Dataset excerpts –
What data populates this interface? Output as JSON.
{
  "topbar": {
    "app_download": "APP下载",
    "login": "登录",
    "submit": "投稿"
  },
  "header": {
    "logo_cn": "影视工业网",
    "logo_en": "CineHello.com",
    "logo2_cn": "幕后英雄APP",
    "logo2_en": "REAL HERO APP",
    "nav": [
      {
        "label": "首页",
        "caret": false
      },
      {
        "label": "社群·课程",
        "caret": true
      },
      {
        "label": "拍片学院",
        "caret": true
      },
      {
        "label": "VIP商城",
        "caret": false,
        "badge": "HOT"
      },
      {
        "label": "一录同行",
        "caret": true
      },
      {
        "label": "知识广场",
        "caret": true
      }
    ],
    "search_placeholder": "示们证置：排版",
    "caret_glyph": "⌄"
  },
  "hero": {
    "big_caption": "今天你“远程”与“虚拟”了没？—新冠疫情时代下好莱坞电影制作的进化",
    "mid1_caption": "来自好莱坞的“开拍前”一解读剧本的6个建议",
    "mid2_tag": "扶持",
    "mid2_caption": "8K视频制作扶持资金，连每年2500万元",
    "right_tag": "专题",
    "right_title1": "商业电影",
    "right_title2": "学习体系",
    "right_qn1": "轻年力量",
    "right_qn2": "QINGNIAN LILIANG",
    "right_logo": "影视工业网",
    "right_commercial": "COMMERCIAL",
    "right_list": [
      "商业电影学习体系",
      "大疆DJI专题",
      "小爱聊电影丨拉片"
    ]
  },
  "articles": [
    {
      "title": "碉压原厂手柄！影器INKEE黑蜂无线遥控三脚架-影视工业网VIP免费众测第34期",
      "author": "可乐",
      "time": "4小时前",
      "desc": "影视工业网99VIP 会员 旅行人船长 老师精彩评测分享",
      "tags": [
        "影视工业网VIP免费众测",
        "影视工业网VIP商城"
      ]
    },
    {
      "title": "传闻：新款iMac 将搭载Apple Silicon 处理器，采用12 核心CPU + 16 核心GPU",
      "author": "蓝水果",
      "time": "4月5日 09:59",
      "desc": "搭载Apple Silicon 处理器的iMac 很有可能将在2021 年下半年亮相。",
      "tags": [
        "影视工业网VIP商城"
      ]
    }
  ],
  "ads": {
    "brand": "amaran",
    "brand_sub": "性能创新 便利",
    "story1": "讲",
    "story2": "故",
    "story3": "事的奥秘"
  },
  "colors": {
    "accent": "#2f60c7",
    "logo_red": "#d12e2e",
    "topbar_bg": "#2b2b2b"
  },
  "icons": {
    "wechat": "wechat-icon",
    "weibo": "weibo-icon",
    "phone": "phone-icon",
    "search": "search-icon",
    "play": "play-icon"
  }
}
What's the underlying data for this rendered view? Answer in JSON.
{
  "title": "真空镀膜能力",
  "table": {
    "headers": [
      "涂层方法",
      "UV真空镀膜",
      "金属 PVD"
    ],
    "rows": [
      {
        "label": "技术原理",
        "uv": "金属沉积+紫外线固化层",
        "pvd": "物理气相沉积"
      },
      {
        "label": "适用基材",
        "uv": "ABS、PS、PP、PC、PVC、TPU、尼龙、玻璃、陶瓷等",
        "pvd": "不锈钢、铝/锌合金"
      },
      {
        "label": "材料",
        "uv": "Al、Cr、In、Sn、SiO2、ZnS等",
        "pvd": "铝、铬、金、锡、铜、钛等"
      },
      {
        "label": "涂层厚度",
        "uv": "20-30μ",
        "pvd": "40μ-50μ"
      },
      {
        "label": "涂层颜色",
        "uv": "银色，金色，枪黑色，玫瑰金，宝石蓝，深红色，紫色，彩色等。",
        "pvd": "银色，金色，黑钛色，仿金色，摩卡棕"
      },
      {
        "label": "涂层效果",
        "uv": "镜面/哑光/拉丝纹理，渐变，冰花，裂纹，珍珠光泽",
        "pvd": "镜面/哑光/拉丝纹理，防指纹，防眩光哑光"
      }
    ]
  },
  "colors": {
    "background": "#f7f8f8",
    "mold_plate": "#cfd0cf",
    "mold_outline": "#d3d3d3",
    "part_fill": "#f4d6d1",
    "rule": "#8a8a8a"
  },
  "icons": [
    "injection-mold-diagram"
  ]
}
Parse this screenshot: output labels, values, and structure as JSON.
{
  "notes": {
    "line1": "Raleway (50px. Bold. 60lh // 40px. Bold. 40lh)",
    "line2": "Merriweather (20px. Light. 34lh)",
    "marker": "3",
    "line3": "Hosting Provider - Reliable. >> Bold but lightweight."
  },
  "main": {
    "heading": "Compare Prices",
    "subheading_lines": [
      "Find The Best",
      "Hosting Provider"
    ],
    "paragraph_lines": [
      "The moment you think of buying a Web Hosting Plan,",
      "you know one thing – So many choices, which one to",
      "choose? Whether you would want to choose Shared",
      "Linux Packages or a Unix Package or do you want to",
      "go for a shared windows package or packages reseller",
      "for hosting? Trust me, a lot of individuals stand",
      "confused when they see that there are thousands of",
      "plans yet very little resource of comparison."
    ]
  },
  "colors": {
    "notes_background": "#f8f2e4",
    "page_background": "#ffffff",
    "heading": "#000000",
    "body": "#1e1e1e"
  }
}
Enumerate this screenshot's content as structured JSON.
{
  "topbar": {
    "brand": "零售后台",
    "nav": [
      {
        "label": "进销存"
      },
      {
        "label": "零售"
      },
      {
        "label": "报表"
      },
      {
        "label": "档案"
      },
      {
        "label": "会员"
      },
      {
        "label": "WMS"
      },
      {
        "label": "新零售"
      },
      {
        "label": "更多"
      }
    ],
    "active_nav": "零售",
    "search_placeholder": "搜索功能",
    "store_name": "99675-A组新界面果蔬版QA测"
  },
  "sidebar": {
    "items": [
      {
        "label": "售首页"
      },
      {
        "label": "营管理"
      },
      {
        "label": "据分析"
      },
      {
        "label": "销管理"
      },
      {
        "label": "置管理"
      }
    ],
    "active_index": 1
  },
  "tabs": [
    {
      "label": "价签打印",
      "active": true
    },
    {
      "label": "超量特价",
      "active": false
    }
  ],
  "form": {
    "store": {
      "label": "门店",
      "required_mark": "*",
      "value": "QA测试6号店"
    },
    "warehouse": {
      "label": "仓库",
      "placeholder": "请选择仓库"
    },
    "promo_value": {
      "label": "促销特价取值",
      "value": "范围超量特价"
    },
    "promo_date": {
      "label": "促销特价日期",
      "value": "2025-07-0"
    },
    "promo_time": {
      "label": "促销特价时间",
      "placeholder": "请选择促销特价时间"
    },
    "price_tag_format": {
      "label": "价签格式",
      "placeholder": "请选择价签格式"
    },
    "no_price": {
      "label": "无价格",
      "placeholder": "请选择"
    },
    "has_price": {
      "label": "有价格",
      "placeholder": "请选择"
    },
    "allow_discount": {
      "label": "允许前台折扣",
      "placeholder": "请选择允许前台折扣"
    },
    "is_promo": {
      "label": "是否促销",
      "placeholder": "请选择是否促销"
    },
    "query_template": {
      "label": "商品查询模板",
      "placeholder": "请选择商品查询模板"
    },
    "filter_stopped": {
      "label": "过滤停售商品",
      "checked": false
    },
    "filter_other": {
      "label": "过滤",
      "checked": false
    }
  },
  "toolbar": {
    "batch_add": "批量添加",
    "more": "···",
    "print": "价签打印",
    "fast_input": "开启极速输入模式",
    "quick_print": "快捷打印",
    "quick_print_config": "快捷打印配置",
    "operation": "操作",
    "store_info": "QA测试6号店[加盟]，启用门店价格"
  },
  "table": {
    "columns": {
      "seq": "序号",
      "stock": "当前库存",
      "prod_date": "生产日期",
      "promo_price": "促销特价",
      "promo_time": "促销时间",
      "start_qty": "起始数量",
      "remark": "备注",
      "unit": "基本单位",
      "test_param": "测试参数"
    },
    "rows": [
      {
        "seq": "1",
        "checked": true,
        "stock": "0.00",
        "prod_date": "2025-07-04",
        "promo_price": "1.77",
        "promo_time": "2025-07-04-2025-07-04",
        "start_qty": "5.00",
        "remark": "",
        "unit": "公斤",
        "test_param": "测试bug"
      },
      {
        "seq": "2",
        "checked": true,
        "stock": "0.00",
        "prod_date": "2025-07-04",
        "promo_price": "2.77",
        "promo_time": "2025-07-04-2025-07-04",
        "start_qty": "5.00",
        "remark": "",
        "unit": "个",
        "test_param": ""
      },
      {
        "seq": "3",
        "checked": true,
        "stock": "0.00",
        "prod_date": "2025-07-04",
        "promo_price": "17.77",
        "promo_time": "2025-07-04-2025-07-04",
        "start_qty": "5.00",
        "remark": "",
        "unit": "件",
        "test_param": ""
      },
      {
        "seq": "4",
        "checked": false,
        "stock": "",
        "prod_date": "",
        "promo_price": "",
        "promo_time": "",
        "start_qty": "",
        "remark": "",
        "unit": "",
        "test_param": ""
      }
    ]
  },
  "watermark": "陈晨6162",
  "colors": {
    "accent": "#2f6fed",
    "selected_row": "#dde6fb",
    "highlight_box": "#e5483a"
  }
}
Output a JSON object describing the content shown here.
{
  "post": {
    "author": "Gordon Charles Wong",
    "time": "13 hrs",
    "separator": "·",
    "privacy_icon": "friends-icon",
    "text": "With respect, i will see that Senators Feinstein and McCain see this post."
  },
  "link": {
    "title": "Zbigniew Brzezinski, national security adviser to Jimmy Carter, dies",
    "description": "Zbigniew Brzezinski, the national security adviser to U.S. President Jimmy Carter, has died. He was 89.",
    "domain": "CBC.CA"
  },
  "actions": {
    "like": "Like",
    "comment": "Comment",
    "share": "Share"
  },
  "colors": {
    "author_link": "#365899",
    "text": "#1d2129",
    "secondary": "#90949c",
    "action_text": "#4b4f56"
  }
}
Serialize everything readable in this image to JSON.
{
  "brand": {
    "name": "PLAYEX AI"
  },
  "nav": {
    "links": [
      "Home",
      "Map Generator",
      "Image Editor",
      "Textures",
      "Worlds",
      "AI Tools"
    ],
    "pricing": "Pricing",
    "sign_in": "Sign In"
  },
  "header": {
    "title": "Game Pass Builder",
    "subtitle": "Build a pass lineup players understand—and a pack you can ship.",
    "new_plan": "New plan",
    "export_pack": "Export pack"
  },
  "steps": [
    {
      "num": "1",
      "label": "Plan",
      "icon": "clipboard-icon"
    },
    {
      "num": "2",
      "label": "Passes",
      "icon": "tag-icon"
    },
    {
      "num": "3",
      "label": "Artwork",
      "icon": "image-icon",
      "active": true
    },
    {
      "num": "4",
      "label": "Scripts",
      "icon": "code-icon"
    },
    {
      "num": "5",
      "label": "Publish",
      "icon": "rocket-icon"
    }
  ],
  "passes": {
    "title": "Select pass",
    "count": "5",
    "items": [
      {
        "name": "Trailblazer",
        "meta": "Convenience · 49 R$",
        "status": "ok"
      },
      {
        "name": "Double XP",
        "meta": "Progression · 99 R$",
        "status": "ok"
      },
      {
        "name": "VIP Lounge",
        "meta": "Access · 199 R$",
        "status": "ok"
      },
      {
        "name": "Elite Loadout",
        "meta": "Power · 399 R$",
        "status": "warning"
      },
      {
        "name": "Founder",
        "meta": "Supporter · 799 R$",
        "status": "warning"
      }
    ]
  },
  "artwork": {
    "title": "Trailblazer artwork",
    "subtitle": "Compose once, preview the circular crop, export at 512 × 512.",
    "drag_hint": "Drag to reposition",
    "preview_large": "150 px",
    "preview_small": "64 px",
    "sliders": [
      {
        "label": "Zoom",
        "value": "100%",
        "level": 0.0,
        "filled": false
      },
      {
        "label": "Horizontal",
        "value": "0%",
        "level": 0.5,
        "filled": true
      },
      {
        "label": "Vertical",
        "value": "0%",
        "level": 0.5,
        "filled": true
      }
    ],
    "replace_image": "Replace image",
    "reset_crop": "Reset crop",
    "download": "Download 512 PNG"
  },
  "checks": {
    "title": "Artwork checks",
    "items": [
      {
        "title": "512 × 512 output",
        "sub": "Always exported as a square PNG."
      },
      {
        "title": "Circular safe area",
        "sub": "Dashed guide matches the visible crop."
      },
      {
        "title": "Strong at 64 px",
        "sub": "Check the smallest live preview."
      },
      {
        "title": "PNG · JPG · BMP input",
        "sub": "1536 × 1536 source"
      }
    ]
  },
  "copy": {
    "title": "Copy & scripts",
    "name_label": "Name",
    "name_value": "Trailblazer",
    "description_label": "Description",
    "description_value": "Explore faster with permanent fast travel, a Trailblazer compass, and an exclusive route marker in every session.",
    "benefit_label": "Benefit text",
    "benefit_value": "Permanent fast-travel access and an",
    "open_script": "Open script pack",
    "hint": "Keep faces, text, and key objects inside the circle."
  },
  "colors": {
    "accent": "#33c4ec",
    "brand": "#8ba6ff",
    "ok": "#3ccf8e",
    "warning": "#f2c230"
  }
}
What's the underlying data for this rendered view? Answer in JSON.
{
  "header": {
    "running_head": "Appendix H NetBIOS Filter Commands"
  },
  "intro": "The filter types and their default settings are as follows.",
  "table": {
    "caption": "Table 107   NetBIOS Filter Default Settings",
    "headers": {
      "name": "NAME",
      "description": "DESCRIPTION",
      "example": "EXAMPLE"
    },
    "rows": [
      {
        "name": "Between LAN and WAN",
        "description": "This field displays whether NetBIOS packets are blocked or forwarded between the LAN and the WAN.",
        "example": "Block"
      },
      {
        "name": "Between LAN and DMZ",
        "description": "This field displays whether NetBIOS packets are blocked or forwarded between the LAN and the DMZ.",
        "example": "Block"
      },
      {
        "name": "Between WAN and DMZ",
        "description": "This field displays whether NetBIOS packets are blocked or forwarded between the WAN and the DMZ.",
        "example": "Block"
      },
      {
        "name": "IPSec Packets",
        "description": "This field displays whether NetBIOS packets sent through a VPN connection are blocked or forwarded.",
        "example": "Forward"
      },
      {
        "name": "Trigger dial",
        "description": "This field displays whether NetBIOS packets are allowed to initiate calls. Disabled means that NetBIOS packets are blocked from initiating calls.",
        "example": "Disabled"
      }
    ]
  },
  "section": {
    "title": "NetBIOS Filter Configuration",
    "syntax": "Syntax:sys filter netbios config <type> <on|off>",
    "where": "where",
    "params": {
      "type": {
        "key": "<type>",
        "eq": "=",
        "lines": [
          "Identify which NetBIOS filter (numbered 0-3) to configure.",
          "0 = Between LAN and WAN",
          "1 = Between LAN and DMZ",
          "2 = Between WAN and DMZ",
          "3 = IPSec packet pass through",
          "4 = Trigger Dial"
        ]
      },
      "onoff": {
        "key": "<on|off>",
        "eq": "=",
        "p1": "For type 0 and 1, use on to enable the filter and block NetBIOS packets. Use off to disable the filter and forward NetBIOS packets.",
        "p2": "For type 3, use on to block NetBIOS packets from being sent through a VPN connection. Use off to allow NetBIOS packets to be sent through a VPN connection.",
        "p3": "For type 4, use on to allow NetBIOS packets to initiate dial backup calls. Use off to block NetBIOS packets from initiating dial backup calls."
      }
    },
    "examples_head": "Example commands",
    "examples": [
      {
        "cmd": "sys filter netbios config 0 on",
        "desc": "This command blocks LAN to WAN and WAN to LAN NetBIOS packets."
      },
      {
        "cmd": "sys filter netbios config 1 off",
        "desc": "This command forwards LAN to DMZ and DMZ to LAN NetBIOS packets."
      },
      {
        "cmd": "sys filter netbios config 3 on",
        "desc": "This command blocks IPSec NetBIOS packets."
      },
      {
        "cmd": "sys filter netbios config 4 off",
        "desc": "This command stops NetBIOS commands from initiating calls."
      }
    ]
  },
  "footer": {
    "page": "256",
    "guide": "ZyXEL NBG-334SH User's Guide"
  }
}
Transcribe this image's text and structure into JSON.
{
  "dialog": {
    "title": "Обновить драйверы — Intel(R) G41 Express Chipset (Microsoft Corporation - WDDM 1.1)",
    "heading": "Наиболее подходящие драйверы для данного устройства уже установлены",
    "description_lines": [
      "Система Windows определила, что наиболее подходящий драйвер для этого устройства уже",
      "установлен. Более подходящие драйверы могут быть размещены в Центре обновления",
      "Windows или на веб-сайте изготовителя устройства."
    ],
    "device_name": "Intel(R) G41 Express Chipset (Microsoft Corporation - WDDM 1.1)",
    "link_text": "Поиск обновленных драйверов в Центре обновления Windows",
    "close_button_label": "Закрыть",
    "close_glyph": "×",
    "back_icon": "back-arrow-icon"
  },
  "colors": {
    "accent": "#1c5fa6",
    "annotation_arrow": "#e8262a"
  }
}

DIRECTIVE – Return only those lines of the records that contain the string "IPSec".

FULL ANSWER –
        "name": "IPSec Packets",
          "3 = IPSec packet pass through",
        "desc": "This command blocks IPSec NetBIOS packets."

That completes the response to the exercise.